-- begin RECORD LIST --
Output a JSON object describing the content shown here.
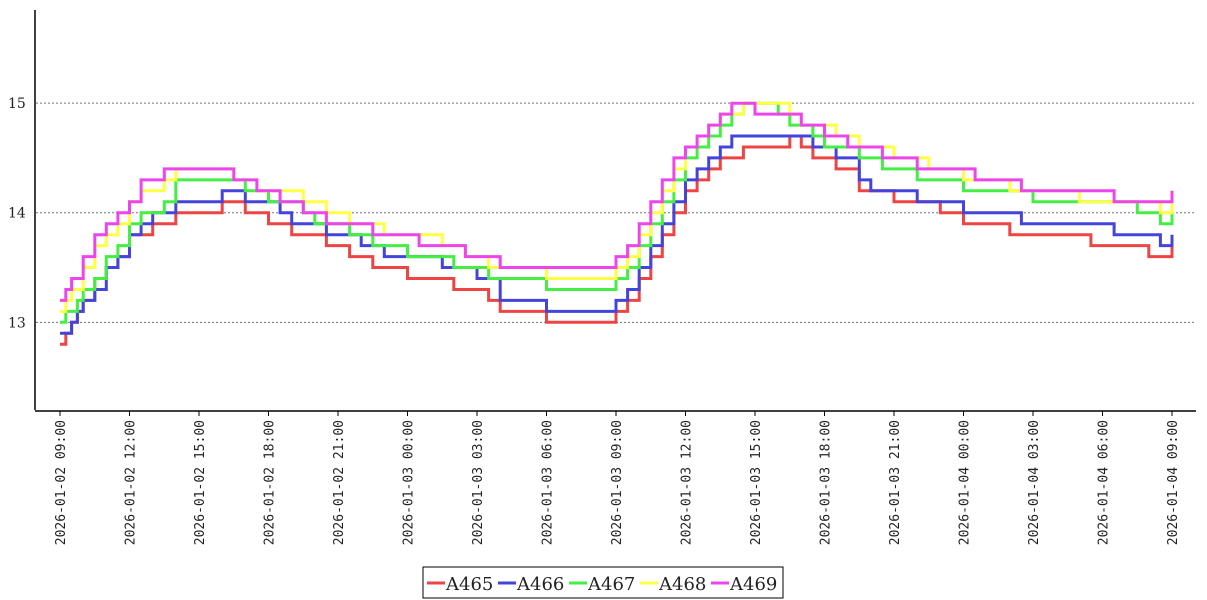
{
  "chart_data": {
    "type": "line",
    "step": true,
    "title": "",
    "xlabel": "",
    "ylabel": "",
    "ylim": [
      12.2,
      15.85
    ],
    "xlim": [
      "2026-01-02 09:00",
      "2026-01-04 09:00"
    ],
    "grid": "horizontal-dotted",
    "legend_position": "bottom-center",
    "x_ticks": [
      "2026-01-02 09:00",
      "2026-01-02 12:00",
      "2026-01-02 15:00",
      "2026-01-02 18:00",
      "2026-01-02 21:00",
      "2026-01-03 00:00",
      "2026-01-03 03:00",
      "2026-01-03 06:00",
      "2026-01-03 09:00",
      "2026-01-03 12:00",
      "2026-01-03 15:00",
      "2026-01-03 18:00",
      "2026-01-03 21:00",
      "2026-01-04 00:00",
      "2026-01-04 03:00",
      "2026-01-04 06:00",
      "2026-01-04 09:00"
    ],
    "y_ticks": [
      "13",
      "14",
      "15"
    ],
    "series": [
      {
        "name": "A465",
        "color": "#ee4444",
        "x": [
          "2026-01-02 09:00",
          "2026-01-02 09:15",
          "2026-01-02 09:30",
          "2026-01-02 09:45",
          "2026-01-02 10:00",
          "2026-01-02 10:30",
          "2026-01-02 11:00",
          "2026-01-02 11:30",
          "2026-01-02 12:00",
          "2026-01-02 13:00",
          "2026-01-02 14:00",
          "2026-01-02 16:00",
          "2026-01-02 17:00",
          "2026-01-02 18:00",
          "2026-01-02 19:00",
          "2026-01-02 20:30",
          "2026-01-02 21:30",
          "2026-01-02 22:30",
          "2026-01-03 00:00",
          "2026-01-03 01:00",
          "2026-01-03 02:00",
          "2026-01-03 03:30",
          "2026-01-03 04:00",
          "2026-01-03 06:00",
          "2026-01-03 08:30",
          "2026-01-03 09:00",
          "2026-01-03 09:30",
          "2026-01-03 10:00",
          "2026-01-03 10:30",
          "2026-01-03 11:00",
          "2026-01-03 11:30",
          "2026-01-03 12:00",
          "2026-01-03 12:30",
          "2026-01-03 13:00",
          "2026-01-03 13:30",
          "2026-01-03 14:30",
          "2026-01-03 16:30",
          "2026-01-03 17:00",
          "2026-01-03 17:30",
          "2026-01-03 18:30",
          "2026-01-03 19:30",
          "2026-01-03 21:00",
          "2026-01-03 23:00",
          "2026-01-04 00:00",
          "2026-01-04 02:00",
          "2026-01-04 04:00",
          "2026-01-04 05:30",
          "2026-01-04 07:30",
          "2026-01-04 08:00",
          "2026-01-04 09:00"
        ],
        "y": [
          12.8,
          12.9,
          13.0,
          13.1,
          13.2,
          13.4,
          13.5,
          13.6,
          13.8,
          13.9,
          14.0,
          14.1,
          14.0,
          13.9,
          13.8,
          13.7,
          13.6,
          13.5,
          13.4,
          13.4,
          13.3,
          13.2,
          13.1,
          13.0,
          13.0,
          13.1,
          13.2,
          13.4,
          13.6,
          13.8,
          14.0,
          14.2,
          14.3,
          14.4,
          14.5,
          14.6,
          14.7,
          14.6,
          14.5,
          14.4,
          14.2,
          14.1,
          14.0,
          13.9,
          13.8,
          13.8,
          13.7,
          13.7,
          13.6,
          13.7
        ]
      },
      {
        "name": "A466",
        "color": "#4444dd",
        "x": [
          "2026-01-02 09:00",
          "2026-01-02 09:30",
          "2026-01-02 09:45",
          "2026-01-02 10:00",
          "2026-01-02 10:30",
          "2026-01-02 11:00",
          "2026-01-02 11:30",
          "2026-01-02 12:00",
          "2026-01-02 12:30",
          "2026-01-02 13:00",
          "2026-01-02 14:00",
          "2026-01-02 16:00",
          "2026-01-02 17:00",
          "2026-01-02 18:30",
          "2026-01-02 19:00",
          "2026-01-02 20:30",
          "2026-01-02 22:00",
          "2026-01-02 23:00",
          "2026-01-03 00:00",
          "2026-01-03 01:30",
          "2026-01-03 02:00",
          "2026-01-03 03:00",
          "2026-01-03 04:00",
          "2026-01-03 06:00",
          "2026-01-03 08:30",
          "2026-01-03 09:00",
          "2026-01-03 09:30",
          "2026-01-03 10:00",
          "2026-01-03 10:30",
          "2026-01-03 11:00",
          "2026-01-03 11:30",
          "2026-01-03 12:00",
          "2026-01-03 12:30",
          "2026-01-03 13:00",
          "2026-01-03 13:30",
          "2026-01-03 14:00",
          "2026-01-03 17:00",
          "2026-01-03 17:30",
          "2026-01-03 18:30",
          "2026-01-03 19:30",
          "2026-01-03 20:00",
          "2026-01-03 22:00",
          "2026-01-04 00:00",
          "2026-01-04 02:30",
          "2026-01-04 03:00",
          "2026-01-04 06:30",
          "2026-01-04 08:30",
          "2026-01-04 09:00"
        ],
        "y": [
          12.9,
          13.0,
          13.1,
          13.2,
          13.3,
          13.5,
          13.6,
          13.8,
          13.9,
          14.0,
          14.1,
          14.2,
          14.1,
          14.0,
          13.9,
          13.8,
          13.7,
          13.6,
          13.6,
          13.5,
          13.5,
          13.4,
          13.2,
          13.1,
          13.1,
          13.2,
          13.3,
          13.5,
          13.7,
          13.9,
          14.1,
          14.3,
          14.4,
          14.5,
          14.6,
          14.7,
          14.7,
          14.6,
          14.5,
          14.3,
          14.2,
          14.1,
          14.0,
          13.9,
          13.9,
          13.8,
          13.7,
          13.8
        ]
      },
      {
        "name": "A467",
        "color": "#44ee44",
        "x": [
          "2026-01-02 09:00",
          "2026-01-02 09:15",
          "2026-01-02 09:45",
          "2026-01-02 10:00",
          "2026-01-02 10:30",
          "2026-01-02 11:00",
          "2026-01-02 11:30",
          "2026-01-02 12:00",
          "2026-01-02 12:30",
          "2026-01-02 13:30",
          "2026-01-02 14:00",
          "2026-01-02 16:00",
          "2026-01-02 17:00",
          "2026-01-02 18:00",
          "2026-01-02 19:30",
          "2026-01-02 20:00",
          "2026-01-02 21:30",
          "2026-01-02 22:30",
          "2026-01-03 00:00",
          "2026-01-03 01:00",
          "2026-01-03 02:00",
          "2026-01-03 03:30",
          "2026-01-03 05:00",
          "2026-01-03 06:00",
          "2026-01-03 08:30",
          "2026-01-03 09:00",
          "2026-01-03 09:30",
          "2026-01-03 10:00",
          "2026-01-03 10:30",
          "2026-01-03 11:00",
          "2026-01-03 11:30",
          "2026-01-03 12:00",
          "2026-01-03 12:30",
          "2026-01-03 13:00",
          "2026-01-03 13:30",
          "2026-01-03 14:00",
          "2026-01-03 14:30",
          "2026-01-03 15:00",
          "2026-01-03 16:00",
          "2026-01-03 16:30",
          "2026-01-03 17:30",
          "2026-01-03 18:00",
          "2026-01-03 19:30",
          "2026-01-03 20:30",
          "2026-01-03 22:00",
          "2026-01-04 00:00",
          "2026-01-04 03:00",
          "2026-01-04 07:30",
          "2026-01-04 08:30",
          "2026-01-04 09:00"
        ],
        "y": [
          13.0,
          13.1,
          13.2,
          13.3,
          13.4,
          13.6,
          13.7,
          13.9,
          14.0,
          14.1,
          14.3,
          14.3,
          14.2,
          14.1,
          14.0,
          13.9,
          13.8,
          13.7,
          13.6,
          13.6,
          13.5,
          13.4,
          13.4,
          13.3,
          13.3,
          13.4,
          13.5,
          13.7,
          13.9,
          14.1,
          14.3,
          14.5,
          14.6,
          14.7,
          14.8,
          14.9,
          15.0,
          15.0,
          14.9,
          14.8,
          14.7,
          14.6,
          14.5,
          14.4,
          14.3,
          14.2,
          14.1,
          14.0,
          13.9,
          14.0
        ]
      },
      {
        "name": "A468",
        "color": "#ffff44",
        "x": [
          "2026-01-02 09:00",
          "2026-01-02 09:15",
          "2026-01-02 09:30",
          "2026-01-02 10:00",
          "2026-01-02 10:30",
          "2026-01-02 11:00",
          "2026-01-02 11:30",
          "2026-01-02 12:00",
          "2026-01-02 12:30",
          "2026-01-02 13:30",
          "2026-01-02 14:00",
          "2026-01-02 15:00",
          "2026-01-02 16:30",
          "2026-01-02 17:30",
          "2026-01-02 18:00",
          "2026-01-02 19:30",
          "2026-01-02 20:30",
          "2026-01-02 21:30",
          "2026-01-02 23:00",
          "2026-01-03 00:00",
          "2026-01-03 01:30",
          "2026-01-03 02:30",
          "2026-01-03 03:30",
          "2026-01-03 06:00",
          "2026-01-03 08:30",
          "2026-01-03 09:00",
          "2026-01-03 09:30",
          "2026-01-03 10:00",
          "2026-01-03 10:30",
          "2026-01-03 11:00",
          "2026-01-03 11:30",
          "2026-01-03 12:00",
          "2026-01-03 12:30",
          "2026-01-03 13:00",
          "2026-01-03 13:30",
          "2026-01-03 14:00",
          "2026-01-03 14:30",
          "2026-01-03 15:30",
          "2026-01-03 16:30",
          "2026-01-03 17:00",
          "2026-01-03 17:30",
          "2026-01-03 18:30",
          "2026-01-03 19:30",
          "2026-01-03 21:00",
          "2026-01-03 22:30",
          "2026-01-04 00:00",
          "2026-01-04 02:00",
          "2026-01-04 03:30",
          "2026-01-04 05:00",
          "2026-01-04 08:30",
          "2026-01-04 09:00"
        ],
        "y": [
          13.1,
          13.2,
          13.3,
          13.5,
          13.7,
          13.8,
          13.9,
          14.1,
          14.2,
          14.3,
          14.4,
          14.4,
          14.3,
          14.2,
          14.2,
          14.1,
          14.0,
          13.9,
          13.8,
          13.8,
          13.7,
          13.6,
          13.5,
          13.4,
          13.4,
          13.5,
          13.6,
          13.8,
          14.0,
          14.2,
          14.4,
          14.6,
          14.7,
          14.8,
          14.9,
          14.9,
          15.0,
          15.0,
          14.9,
          14.8,
          14.8,
          14.7,
          14.6,
          14.5,
          14.4,
          14.3,
          14.2,
          14.2,
          14.1,
          14.0,
          14.1
        ]
      },
      {
        "name": "A469",
        "color": "#ee44ee",
        "x": [
          "2026-01-02 09:00",
          "2026-01-02 09:15",
          "2026-01-02 09:30",
          "2026-01-02 10:00",
          "2026-01-02 10:30",
          "2026-01-02 11:00",
          "2026-01-02 11:30",
          "2026-01-02 12:00",
          "2026-01-02 12:30",
          "2026-01-02 13:30",
          "2026-01-02 14:00",
          "2026-01-02 16:30",
          "2026-01-02 17:30",
          "2026-01-02 18:30",
          "2026-01-02 19:30",
          "2026-01-02 20:30",
          "2026-01-02 21:30",
          "2026-01-02 22:30",
          "2026-01-03 00:30",
          "2026-01-03 01:30",
          "2026-01-03 02:30",
          "2026-01-03 04:00",
          "2026-01-03 06:00",
          "2026-01-03 08:30",
          "2026-01-03 09:00",
          "2026-01-03 09:30",
          "2026-01-03 10:00",
          "2026-01-03 10:30",
          "2026-01-03 11:00",
          "2026-01-03 11:30",
          "2026-01-03 12:00",
          "2026-01-03 12:30",
          "2026-01-03 13:00",
          "2026-01-03 13:30",
          "2026-01-03 14:00",
          "2026-01-03 14:30",
          "2026-01-03 15:00",
          "2026-01-03 16:30",
          "2026-01-03 17:00",
          "2026-01-03 18:00",
          "2026-01-03 19:00",
          "2026-01-03 20:30",
          "2026-01-03 22:00",
          "2026-01-03 23:30",
          "2026-01-04 00:30",
          "2026-01-04 02:30",
          "2026-01-04 04:00",
          "2026-01-04 06:30",
          "2026-01-04 08:30",
          "2026-01-04 09:00"
        ],
        "y": [
          13.2,
          13.3,
          13.4,
          13.6,
          13.8,
          13.9,
          14.0,
          14.1,
          14.3,
          14.4,
          14.4,
          14.3,
          14.2,
          14.1,
          14.0,
          13.9,
          13.9,
          13.8,
          13.7,
          13.7,
          13.6,
          13.5,
          13.5,
          13.5,
          13.6,
          13.7,
          13.9,
          14.1,
          14.3,
          14.5,
          14.6,
          14.7,
          14.8,
          14.9,
          15.0,
          15.0,
          14.9,
          14.9,
          14.8,
          14.7,
          14.6,
          14.5,
          14.4,
          14.4,
          14.3,
          14.2,
          14.2,
          14.1,
          14.1,
          14.2
        ]
      }
    ]
  }
}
-- end RECORD LIST --
» WHAT YOU SHOULD DO:
Return each line that includes "name".

» TASK RESULT:
        "name": "A465",
        "name": "A466",
        "name": "A467",
        "name": "A468",
        "name": "A469",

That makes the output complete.